◆ **Goal**:
Pictures stay out of your copy, but everything else in the records below must be repeated exactly.

◆ **Recorded information**:
□ □ □

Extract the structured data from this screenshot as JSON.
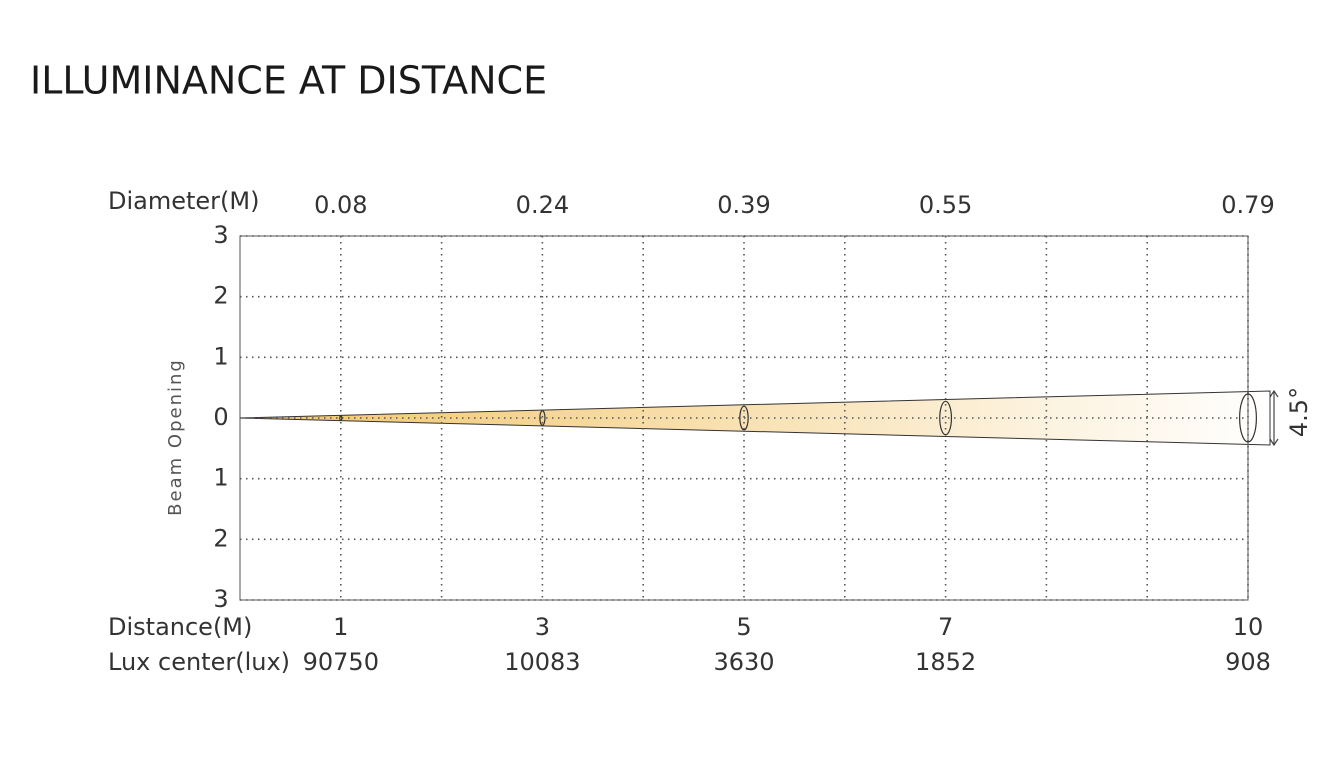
{
  "chart_data": {
    "type": "beam",
    "title": "ILLUMINANCE AT DISTANCE",
    "y_label": "Beam Opening",
    "diameter_label": "Diameter(M)",
    "x_label": "Distance(M)",
    "lux_label": "Lux center(lux)",
    "beam_angle": "4.5°",
    "x": [
      1,
      3,
      5,
      7,
      10
    ],
    "diameters": [
      0.08,
      0.24,
      0.39,
      0.55,
      0.79
    ],
    "lux": [
      90750,
      10083,
      3630,
      1852,
      908
    ],
    "xlim": [
      0,
      10
    ],
    "xticks": [
      1,
      2,
      3,
      4,
      5,
      6,
      7,
      8,
      9,
      10
    ],
    "ylim": [
      -3,
      3
    ],
    "yticks": [
      3,
      2,
      1,
      0,
      {
        "value": -1,
        "label": "1"
      },
      {
        "value": -2,
        "label": "2"
      },
      {
        "value": -3,
        "label": "3"
      }
    ],
    "grid": true,
    "color": "#f2c56a"
  }
}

□ □ □

◆ **Response**:
Extract the structured data from this screenshot as JSON.
{
  "chart_data": {
    "type": "beam",
    "title": "ILLUMINANCE AT DISTANCE",
    "y_label": "Beam Opening",
    "diameter_label": "Diameter(M)",
    "x_label": "Distance(M)",
    "lux_label": "Lux center(lux)",
    "beam_angle": "4.5°",
    "x": [
      1,
      3,
      5,
      7,
      10
    ],
    "diameters": [
      0.08,
      0.24,
      0.39,
      0.55,
      0.79
    ],
    "lux": [
      90750,
      10083,
      3630,
      1852,
      908
    ],
    "xlim": [
      0,
      10
    ],
    "xticks": [
      1,
      2,
      3,
      4,
      5,
      6,
      7,
      8,
      9,
      10
    ],
    "ylim": [
      -3,
      3
    ],
    "yticks": [
      3,
      2,
      1,
      0,
      {
        "value": -1,
        "label": "1"
      },
      {
        "value": -2,
        "label": "2"
      },
      {
        "value": -3,
        "label": "3"
      }
    ],
    "grid": true,
    "color": "#f2c56a"
  }
}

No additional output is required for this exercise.